→ Written task
Determine the number of lines in these entries that hold the word "text". Give the number and nothing more.

Stored items:
######
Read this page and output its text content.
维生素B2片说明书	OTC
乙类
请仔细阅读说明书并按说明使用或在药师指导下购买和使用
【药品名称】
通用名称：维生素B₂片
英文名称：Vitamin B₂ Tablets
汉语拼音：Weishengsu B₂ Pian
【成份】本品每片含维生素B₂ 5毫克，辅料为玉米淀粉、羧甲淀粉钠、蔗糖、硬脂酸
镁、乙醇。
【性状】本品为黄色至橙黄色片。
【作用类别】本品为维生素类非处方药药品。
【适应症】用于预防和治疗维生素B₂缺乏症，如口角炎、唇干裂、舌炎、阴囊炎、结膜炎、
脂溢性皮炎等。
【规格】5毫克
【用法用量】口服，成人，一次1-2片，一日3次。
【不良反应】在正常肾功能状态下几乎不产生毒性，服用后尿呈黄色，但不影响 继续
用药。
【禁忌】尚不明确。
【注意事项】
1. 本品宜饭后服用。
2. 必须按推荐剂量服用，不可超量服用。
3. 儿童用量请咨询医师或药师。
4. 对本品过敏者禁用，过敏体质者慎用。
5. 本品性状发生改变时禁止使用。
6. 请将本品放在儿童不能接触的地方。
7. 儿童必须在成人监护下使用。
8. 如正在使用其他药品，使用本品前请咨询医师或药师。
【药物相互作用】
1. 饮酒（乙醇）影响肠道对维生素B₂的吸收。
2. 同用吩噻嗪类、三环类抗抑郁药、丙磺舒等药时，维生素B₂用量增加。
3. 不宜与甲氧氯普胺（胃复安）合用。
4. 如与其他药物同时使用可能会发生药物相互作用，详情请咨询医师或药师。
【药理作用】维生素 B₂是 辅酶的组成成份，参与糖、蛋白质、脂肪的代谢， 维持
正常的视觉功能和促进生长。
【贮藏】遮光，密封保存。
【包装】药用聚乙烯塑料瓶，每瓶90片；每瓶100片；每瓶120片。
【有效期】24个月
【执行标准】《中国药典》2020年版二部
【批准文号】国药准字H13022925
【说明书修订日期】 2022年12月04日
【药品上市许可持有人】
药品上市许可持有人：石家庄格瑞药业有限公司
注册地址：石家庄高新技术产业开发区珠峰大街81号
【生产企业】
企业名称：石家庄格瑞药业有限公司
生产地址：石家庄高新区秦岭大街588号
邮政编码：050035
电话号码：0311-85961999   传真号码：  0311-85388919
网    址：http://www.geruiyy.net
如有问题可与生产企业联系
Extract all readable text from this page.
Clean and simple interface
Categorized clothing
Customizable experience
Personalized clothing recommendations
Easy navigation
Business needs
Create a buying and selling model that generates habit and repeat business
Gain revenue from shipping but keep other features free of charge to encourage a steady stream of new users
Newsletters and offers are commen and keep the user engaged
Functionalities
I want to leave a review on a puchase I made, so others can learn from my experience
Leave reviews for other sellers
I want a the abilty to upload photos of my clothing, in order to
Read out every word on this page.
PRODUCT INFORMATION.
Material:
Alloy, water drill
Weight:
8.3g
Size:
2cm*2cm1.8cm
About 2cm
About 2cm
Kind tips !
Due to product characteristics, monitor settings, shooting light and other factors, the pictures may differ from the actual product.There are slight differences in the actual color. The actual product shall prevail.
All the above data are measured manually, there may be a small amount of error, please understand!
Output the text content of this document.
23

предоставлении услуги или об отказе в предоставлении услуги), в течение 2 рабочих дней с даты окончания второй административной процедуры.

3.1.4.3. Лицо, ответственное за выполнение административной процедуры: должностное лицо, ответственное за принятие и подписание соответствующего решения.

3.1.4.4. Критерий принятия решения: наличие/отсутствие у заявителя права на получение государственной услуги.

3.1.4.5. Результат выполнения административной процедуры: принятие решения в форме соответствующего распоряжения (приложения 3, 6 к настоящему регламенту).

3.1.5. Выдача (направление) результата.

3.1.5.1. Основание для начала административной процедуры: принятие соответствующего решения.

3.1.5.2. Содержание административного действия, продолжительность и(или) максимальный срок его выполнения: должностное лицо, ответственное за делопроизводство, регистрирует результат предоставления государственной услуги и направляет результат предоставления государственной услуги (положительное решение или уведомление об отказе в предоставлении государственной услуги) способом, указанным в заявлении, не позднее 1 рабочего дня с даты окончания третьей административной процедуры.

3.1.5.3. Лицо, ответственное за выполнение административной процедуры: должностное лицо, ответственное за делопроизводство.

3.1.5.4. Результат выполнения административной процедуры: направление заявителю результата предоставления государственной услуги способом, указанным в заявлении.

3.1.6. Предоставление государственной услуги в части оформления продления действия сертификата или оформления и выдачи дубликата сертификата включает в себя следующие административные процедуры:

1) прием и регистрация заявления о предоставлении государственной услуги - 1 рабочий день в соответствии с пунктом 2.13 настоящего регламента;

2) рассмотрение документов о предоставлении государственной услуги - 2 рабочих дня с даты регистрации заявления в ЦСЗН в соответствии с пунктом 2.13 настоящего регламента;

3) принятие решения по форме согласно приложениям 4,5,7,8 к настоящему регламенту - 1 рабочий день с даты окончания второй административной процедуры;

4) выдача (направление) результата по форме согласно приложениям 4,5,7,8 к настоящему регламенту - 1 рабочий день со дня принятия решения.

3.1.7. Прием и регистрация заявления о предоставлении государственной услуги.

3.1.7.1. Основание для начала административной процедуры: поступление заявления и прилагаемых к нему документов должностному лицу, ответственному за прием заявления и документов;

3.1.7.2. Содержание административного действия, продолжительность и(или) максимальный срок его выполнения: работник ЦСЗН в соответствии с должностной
######
→ Solution
3